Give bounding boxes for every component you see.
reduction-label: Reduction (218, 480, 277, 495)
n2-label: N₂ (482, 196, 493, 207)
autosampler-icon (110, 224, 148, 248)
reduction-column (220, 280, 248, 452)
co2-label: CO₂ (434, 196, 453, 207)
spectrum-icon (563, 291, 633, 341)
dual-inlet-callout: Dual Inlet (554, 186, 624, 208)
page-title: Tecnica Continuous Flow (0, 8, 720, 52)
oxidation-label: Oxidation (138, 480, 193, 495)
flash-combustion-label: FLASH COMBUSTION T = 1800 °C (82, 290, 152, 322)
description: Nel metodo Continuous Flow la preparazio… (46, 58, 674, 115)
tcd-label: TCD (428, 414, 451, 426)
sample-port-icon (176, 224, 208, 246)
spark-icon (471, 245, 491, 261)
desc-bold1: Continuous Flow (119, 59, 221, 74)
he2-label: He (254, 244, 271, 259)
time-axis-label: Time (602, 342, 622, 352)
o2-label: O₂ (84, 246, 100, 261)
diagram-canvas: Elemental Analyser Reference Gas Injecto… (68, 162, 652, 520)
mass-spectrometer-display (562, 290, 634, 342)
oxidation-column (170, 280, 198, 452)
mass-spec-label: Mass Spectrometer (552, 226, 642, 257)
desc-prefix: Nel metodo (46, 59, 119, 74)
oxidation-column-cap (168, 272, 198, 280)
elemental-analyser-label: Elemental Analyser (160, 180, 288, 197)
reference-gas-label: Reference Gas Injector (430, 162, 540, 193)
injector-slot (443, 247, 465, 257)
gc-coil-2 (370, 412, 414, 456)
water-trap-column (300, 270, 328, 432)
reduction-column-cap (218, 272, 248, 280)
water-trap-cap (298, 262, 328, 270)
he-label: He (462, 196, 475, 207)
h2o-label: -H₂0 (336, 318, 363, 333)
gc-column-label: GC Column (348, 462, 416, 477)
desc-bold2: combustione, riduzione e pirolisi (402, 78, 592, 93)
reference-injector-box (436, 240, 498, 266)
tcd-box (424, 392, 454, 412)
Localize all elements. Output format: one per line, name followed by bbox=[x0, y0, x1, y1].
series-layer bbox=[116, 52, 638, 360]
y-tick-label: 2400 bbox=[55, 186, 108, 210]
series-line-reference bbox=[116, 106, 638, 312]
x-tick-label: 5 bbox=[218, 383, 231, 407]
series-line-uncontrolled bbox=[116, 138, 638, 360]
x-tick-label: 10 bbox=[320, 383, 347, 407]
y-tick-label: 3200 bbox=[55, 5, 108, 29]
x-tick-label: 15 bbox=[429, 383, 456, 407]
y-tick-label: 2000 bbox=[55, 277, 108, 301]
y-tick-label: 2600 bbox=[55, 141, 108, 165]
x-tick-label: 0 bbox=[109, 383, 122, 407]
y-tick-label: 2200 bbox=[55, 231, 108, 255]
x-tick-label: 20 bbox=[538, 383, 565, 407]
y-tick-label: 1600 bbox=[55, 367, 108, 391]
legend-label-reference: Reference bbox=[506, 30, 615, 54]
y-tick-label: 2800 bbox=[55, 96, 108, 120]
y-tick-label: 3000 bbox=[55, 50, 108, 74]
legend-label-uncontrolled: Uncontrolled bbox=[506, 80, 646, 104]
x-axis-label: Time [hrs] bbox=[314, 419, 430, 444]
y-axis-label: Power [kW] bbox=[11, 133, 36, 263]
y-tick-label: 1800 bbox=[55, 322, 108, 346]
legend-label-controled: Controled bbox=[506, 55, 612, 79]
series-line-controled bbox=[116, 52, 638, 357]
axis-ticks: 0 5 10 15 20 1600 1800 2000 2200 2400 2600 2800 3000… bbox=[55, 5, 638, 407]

** Exercise brief **
Return every line of the data above verbatim, from the first line to the last, without changing, adding, or omitting anything.

** Task output **
Give bounding boxes for every component you see.
reduction-label: Reduction (218, 480, 277, 495)
n2-label: N₂ (482, 196, 493, 207)
autosampler-icon (110, 224, 148, 248)
reduction-column (220, 280, 248, 452)
co2-label: CO₂ (434, 196, 453, 207)
spectrum-icon (563, 291, 633, 341)
dual-inlet-callout: Dual Inlet (554, 186, 624, 208)
page-title: Tecnica Continuous Flow (0, 8, 720, 52)
oxidation-label: Oxidation (138, 480, 193, 495)
flash-combustion-label: FLASH COMBUSTION T = 1800 °C (82, 290, 152, 322)
description: Nel metodo Continuous Flow la preparazio… (46, 58, 674, 115)
tcd-label: TCD (428, 414, 451, 426)
sample-port-icon (176, 224, 208, 246)
spark-icon (471, 245, 491, 261)
desc-bold1: Continuous Flow (119, 59, 221, 74)
he2-label: He (254, 244, 271, 259)
time-axis-label: Time (602, 342, 622, 352)
o2-label: O₂ (84, 246, 100, 261)
diagram-canvas: Elemental Analyser Reference Gas Injecto… (68, 162, 652, 520)
mass-spectrometer-display (562, 290, 634, 342)
oxidation-column (170, 280, 198, 452)
mass-spec-label: Mass Spectrometer (552, 226, 642, 257)
desc-prefix: Nel metodo (46, 59, 119, 74)
oxidation-column-cap (168, 272, 198, 280)
elemental-analyser-label: Elemental Analyser (160, 180, 288, 197)
reference-gas-label: Reference Gas Injector (430, 162, 540, 193)
injector-slot (443, 247, 465, 257)
gc-coil-2 (370, 412, 414, 456)
water-trap-column (300, 270, 328, 432)
reduction-column-cap (218, 272, 248, 280)
water-trap-cap (298, 262, 328, 270)
he-label: He (462, 196, 475, 207)
h2o-label: -H₂0 (336, 318, 363, 333)
gc-column-label: GC Column (348, 462, 416, 477)
desc-bold2: combustione, riduzione e pirolisi (402, 78, 592, 93)
reference-injector-box (436, 240, 498, 266)
tcd-box (424, 392, 454, 412)
Localize all elements. Output format: one per line, name followed by bbox=[x0, y0, x1, y1].
series-layer bbox=[116, 52, 638, 360]
y-tick-label: 2400 bbox=[55, 186, 108, 210]
series-line-reference bbox=[116, 106, 638, 312]
x-tick-label: 5 bbox=[218, 383, 231, 407]
series-line-uncontrolled bbox=[116, 138, 638, 360]
x-tick-label: 10 bbox=[320, 383, 347, 407]
y-tick-label: 3200 bbox=[55, 5, 108, 29]
x-tick-label: 15 bbox=[429, 383, 456, 407]
y-tick-label: 2000 bbox=[55, 277, 108, 301]
y-tick-label: 2600 bbox=[55, 141, 108, 165]
x-tick-label: 0 bbox=[109, 383, 122, 407]
y-tick-label: 2200 bbox=[55, 231, 108, 255]
x-tick-label: 20 bbox=[538, 383, 565, 407]
y-tick-label: 1600 bbox=[55, 367, 108, 391]
legend-label-reference: Reference bbox=[506, 30, 615, 54]
y-tick-label: 2800 bbox=[55, 96, 108, 120]
y-tick-label: 3000 bbox=[55, 50, 108, 74]
legend-label-uncontrolled: Uncontrolled bbox=[506, 80, 646, 104]
x-axis-label: Time [hrs] bbox=[314, 419, 430, 444]
y-axis-label: Power [kW] bbox=[11, 133, 36, 263]
y-tick-label: 1800 bbox=[55, 322, 108, 346]
legend-label-controled: Controled bbox=[506, 55, 612, 79]
series-line-controled bbox=[116, 52, 638, 357]
axis-ticks: 0 5 10 15 20 1600 1800 2000 2200 2400 2600 2800 3000… bbox=[55, 5, 638, 407]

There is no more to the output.